* Problem details
Reproduce all the material exactly, minus any pictures it holds.

(Records about charts and figures)
----

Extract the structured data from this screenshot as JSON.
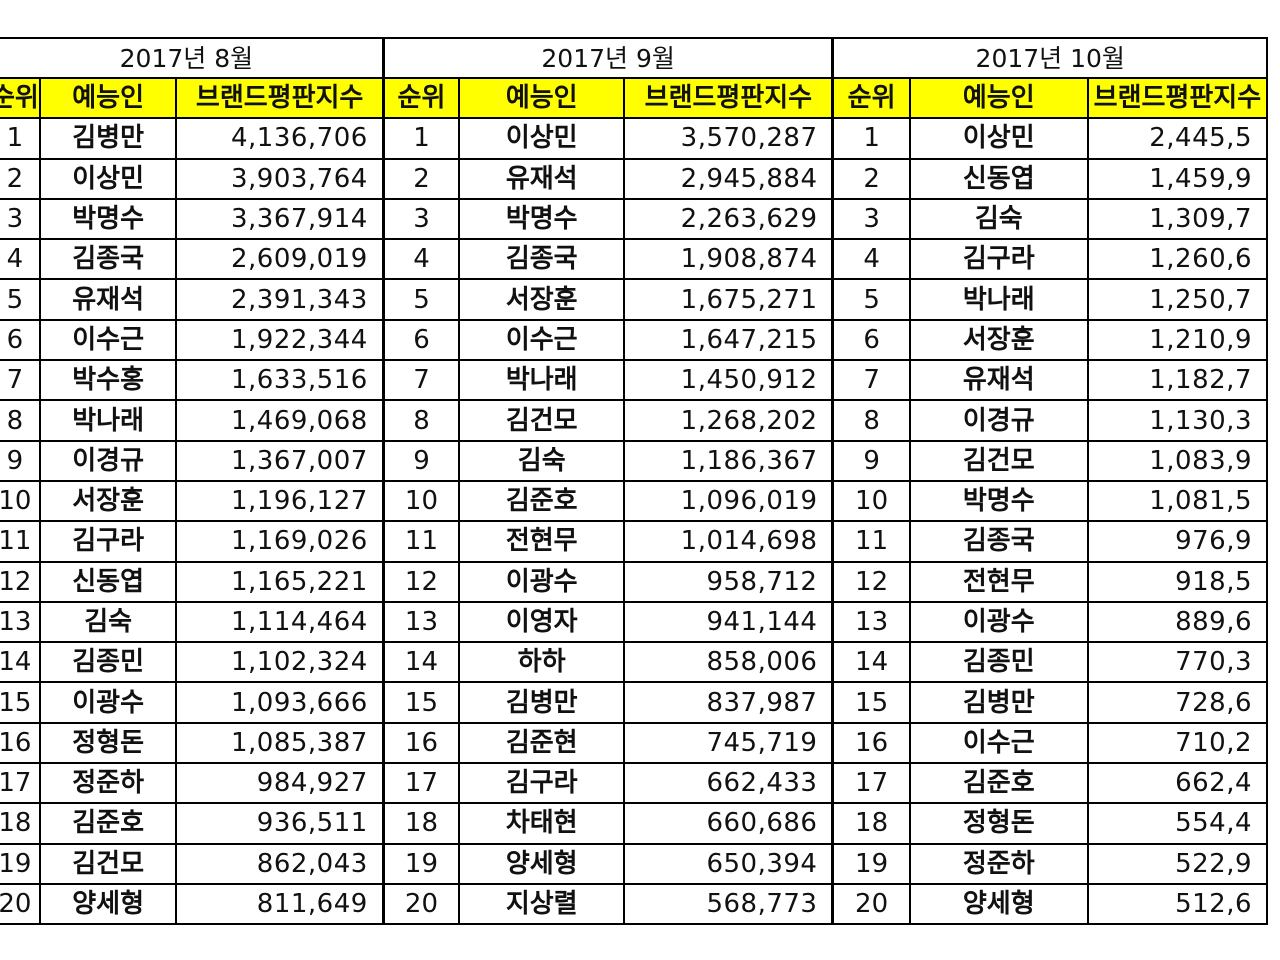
{
  "headers": {
    "rank": "순위",
    "name": "예능인",
    "score": "브랜드평판지수"
  },
  "months": [
    {
      "title": "2017년 8월",
      "rows": [
        {
          "rank": "1",
          "name": "김병만",
          "score": "4,136,706"
        },
        {
          "rank": "2",
          "name": "이상민",
          "score": "3,903,764"
        },
        {
          "rank": "3",
          "name": "박명수",
          "score": "3,367,914"
        },
        {
          "rank": "4",
          "name": "김종국",
          "score": "2,609,019"
        },
        {
          "rank": "5",
          "name": "유재석",
          "score": "2,391,343"
        },
        {
          "rank": "6",
          "name": "이수근",
          "score": "1,922,344"
        },
        {
          "rank": "7",
          "name": "박수홍",
          "score": "1,633,516"
        },
        {
          "rank": "8",
          "name": "박나래",
          "score": "1,469,068"
        },
        {
          "rank": "9",
          "name": "이경규",
          "score": "1,367,007"
        },
        {
          "rank": "10",
          "name": "서장훈",
          "score": "1,196,127"
        },
        {
          "rank": "11",
          "name": "김구라",
          "score": "1,169,026"
        },
        {
          "rank": "12",
          "name": "신동엽",
          "score": "1,165,221"
        },
        {
          "rank": "13",
          "name": "김숙",
          "score": "1,114,464"
        },
        {
          "rank": "14",
          "name": "김종민",
          "score": "1,102,324"
        },
        {
          "rank": "15",
          "name": "이광수",
          "score": "1,093,666"
        },
        {
          "rank": "16",
          "name": "정형돈",
          "score": "1,085,387"
        },
        {
          "rank": "17",
          "name": "정준하",
          "score": "984,927"
        },
        {
          "rank": "18",
          "name": "김준호",
          "score": "936,511"
        },
        {
          "rank": "19",
          "name": "김건모",
          "score": "862,043"
        },
        {
          "rank": "20",
          "name": "양세형",
          "score": "811,649"
        }
      ]
    },
    {
      "title": "2017년 9월",
      "rows": [
        {
          "rank": "1",
          "name": "이상민",
          "score": "3,570,287"
        },
        {
          "rank": "2",
          "name": "유재석",
          "score": "2,945,884"
        },
        {
          "rank": "3",
          "name": "박명수",
          "score": "2,263,629"
        },
        {
          "rank": "4",
          "name": "김종국",
          "score": "1,908,874"
        },
        {
          "rank": "5",
          "name": "서장훈",
          "score": "1,675,271"
        },
        {
          "rank": "6",
          "name": "이수근",
          "score": "1,647,215"
        },
        {
          "rank": "7",
          "name": "박나래",
          "score": "1,450,912"
        },
        {
          "rank": "8",
          "name": "김건모",
          "score": "1,268,202"
        },
        {
          "rank": "9",
          "name": "김숙",
          "score": "1,186,367"
        },
        {
          "rank": "10",
          "name": "김준호",
          "score": "1,096,019"
        },
        {
          "rank": "11",
          "name": "전현무",
          "score": "1,014,698"
        },
        {
          "rank": "12",
          "name": "이광수",
          "score": "958,712"
        },
        {
          "rank": "13",
          "name": "이영자",
          "score": "941,144"
        },
        {
          "rank": "14",
          "name": "하하",
          "score": "858,006"
        },
        {
          "rank": "15",
          "name": "김병만",
          "score": "837,987"
        },
        {
          "rank": "16",
          "name": "김준현",
          "score": "745,719"
        },
        {
          "rank": "17",
          "name": "김구라",
          "score": "662,433"
        },
        {
          "rank": "18",
          "name": "차태현",
          "score": "660,686"
        },
        {
          "rank": "19",
          "name": "양세형",
          "score": "650,394"
        },
        {
          "rank": "20",
          "name": "지상렬",
          "score": "568,773"
        }
      ]
    },
    {
      "title": "2017년 10월",
      "rows": [
        {
          "rank": "1",
          "name": "이상민",
          "score": "2,445,5"
        },
        {
          "rank": "2",
          "name": "신동엽",
          "score": "1,459,9"
        },
        {
          "rank": "3",
          "name": "김숙",
          "score": "1,309,7"
        },
        {
          "rank": "4",
          "name": "김구라",
          "score": "1,260,6"
        },
        {
          "rank": "5",
          "name": "박나래",
          "score": "1,250,7"
        },
        {
          "rank": "6",
          "name": "서장훈",
          "score": "1,210,9"
        },
        {
          "rank": "7",
          "name": "유재석",
          "score": "1,182,7"
        },
        {
          "rank": "8",
          "name": "이경규",
          "score": "1,130,3"
        },
        {
          "rank": "9",
          "name": "김건모",
          "score": "1,083,9"
        },
        {
          "rank": "10",
          "name": "박명수",
          "score": "1,081,5"
        },
        {
          "rank": "11",
          "name": "김종국",
          "score": "976,9"
        },
        {
          "rank": "12",
          "name": "전현무",
          "score": "918,5"
        },
        {
          "rank": "13",
          "name": "이광수",
          "score": "889,6"
        },
        {
          "rank": "14",
          "name": "김종민",
          "score": "770,3"
        },
        {
          "rank": "15",
          "name": "김병만",
          "score": "728,6"
        },
        {
          "rank": "16",
          "name": "이수근",
          "score": "710,2"
        },
        {
          "rank": "17",
          "name": "김준호",
          "score": "662,4"
        },
        {
          "rank": "18",
          "name": "정형돈",
          "score": "554,4"
        },
        {
          "rank": "19",
          "name": "정준하",
          "score": "522,9"
        },
        {
          "rank": "20",
          "name": "양세형",
          "score": "512,6"
        }
      ]
    }
  ]
}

----

* Result
Extract the structured data from this screenshot as JSON.
{
  "headers": {
    "rank": "순위",
    "name": "예능인",
    "score": "브랜드평판지수"
  },
  "months": [
    {
      "title": "2017년 8월",
      "rows": [
        {
          "rank": "1",
          "name": "김병만",
          "score": "4,136,706"
        },
        {
          "rank": "2",
          "name": "이상민",
          "score": "3,903,764"
        },
        {
          "rank": "3",
          "name": "박명수",
          "score": "3,367,914"
        },
        {
          "rank": "4",
          "name": "김종국",
          "score": "2,609,019"
        },
        {
          "rank": "5",
          "name": "유재석",
          "score": "2,391,343"
        },
        {
          "rank": "6",
          "name": "이수근",
          "score": "1,922,344"
        },
        {
          "rank": "7",
          "name": "박수홍",
          "score": "1,633,516"
        },
        {
          "rank": "8",
          "name": "박나래",
          "score": "1,469,068"
        },
        {
          "rank": "9",
          "name": "이경규",
          "score": "1,367,007"
        },
        {
          "rank": "10",
          "name": "서장훈",
          "score": "1,196,127"
        },
        {
          "rank": "11",
          "name": "김구라",
          "score": "1,169,026"
        },
        {
          "rank": "12",
          "name": "신동엽",
          "score": "1,165,221"
        },
        {
          "rank": "13",
          "name": "김숙",
          "score": "1,114,464"
        },
        {
          "rank": "14",
          "name": "김종민",
          "score": "1,102,324"
        },
        {
          "rank": "15",
          "name": "이광수",
          "score": "1,093,666"
        },
        {
          "rank": "16",
          "name": "정형돈",
          "score": "1,085,387"
        },
        {
          "rank": "17",
          "name": "정준하",
          "score": "984,927"
        },
        {
          "rank": "18",
          "name": "김준호",
          "score": "936,511"
        },
        {
          "rank": "19",
          "name": "김건모",
          "score": "862,043"
        },
        {
          "rank": "20",
          "name": "양세형",
          "score": "811,649"
        }
      ]
    },
    {
      "title": "2017년 9월",
      "rows": [
        {
          "rank": "1",
          "name": "이상민",
          "score": "3,570,287"
        },
        {
          "rank": "2",
          "name": "유재석",
          "score": "2,945,884"
        },
        {
          "rank": "3",
          "name": "박명수",
          "score": "2,263,629"
        },
        {
          "rank": "4",
          "name": "김종국",
          "score": "1,908,874"
        },
        {
          "rank": "5",
          "name": "서장훈",
          "score": "1,675,271"
        },
        {
          "rank": "6",
          "name": "이수근",
          "score": "1,647,215"
        },
        {
          "rank": "7",
          "name": "박나래",
          "score": "1,450,912"
        },
        {
          "rank": "8",
          "name": "김건모",
          "score": "1,268,202"
        },
        {
          "rank": "9",
          "name": "김숙",
          "score": "1,186,367"
        },
        {
          "rank": "10",
          "name": "김준호",
          "score": "1,096,019"
        },
        {
          "rank": "11",
          "name": "전현무",
          "score": "1,014,698"
        },
        {
          "rank": "12",
          "name": "이광수",
          "score": "958,712"
        },
        {
          "rank": "13",
          "name": "이영자",
          "score": "941,144"
        },
        {
          "rank": "14",
          "name": "하하",
          "score": "858,006"
        },
        {
          "rank": "15",
          "name": "김병만",
          "score": "837,987"
        },
        {
          "rank": "16",
          "name": "김준현",
          "score": "745,719"
        },
        {
          "rank": "17",
          "name": "김구라",
          "score": "662,433"
        },
        {
          "rank": "18",
          "name": "차태현",
          "score": "660,686"
        },
        {
          "rank": "19",
          "name": "양세형",
          "score": "650,394"
        },
        {
          "rank": "20",
          "name": "지상렬",
          "score": "568,773"
        }
      ]
    },
    {
      "title": "2017년 10월",
      "rows": [
        {
          "rank": "1",
          "name": "이상민",
          "score": "2,445,5"
        },
        {
          "rank": "2",
          "name": "신동엽",
          "score": "1,459,9"
        },
        {
          "rank": "3",
          "name": "김숙",
          "score": "1,309,7"
        },
        {
          "rank": "4",
          "name": "김구라",
          "score": "1,260,6"
        },
        {
          "rank": "5",
          "name": "박나래",
          "score": "1,250,7"
        },
        {
          "rank": "6",
          "name": "서장훈",
          "score": "1,210,9"
        },
        {
          "rank": "7",
          "name": "유재석",
          "score": "1,182,7"
        },
        {
          "rank": "8",
          "name": "이경규",
          "score": "1,130,3"
        },
        {
          "rank": "9",
          "name": "김건모",
          "score": "1,083,9"
        },
        {
          "rank": "10",
          "name": "박명수",
          "score": "1,081,5"
        },
        {
          "rank": "11",
          "name": "김종국",
          "score": "976,9"
        },
        {
          "rank": "12",
          "name": "전현무",
          "score": "918,5"
        },
        {
          "rank": "13",
          "name": "이광수",
          "score": "889,6"
        },
        {
          "rank": "14",
          "name": "김종민",
          "score": "770,3"
        },
        {
          "rank": "15",
          "name": "김병만",
          "score": "728,6"
        },
        {
          "rank": "16",
          "name": "이수근",
          "score": "710,2"
        },
        {
          "rank": "17",
          "name": "김준호",
          "score": "662,4"
        },
        {
          "rank": "18",
          "name": "정형돈",
          "score": "554,4"
        },
        {
          "rank": "19",
          "name": "정준하",
          "score": "522,9"
        },
        {
          "rank": "20",
          "name": "양세형",
          "score": "512,6"
        }
      ]
    }
  ]
}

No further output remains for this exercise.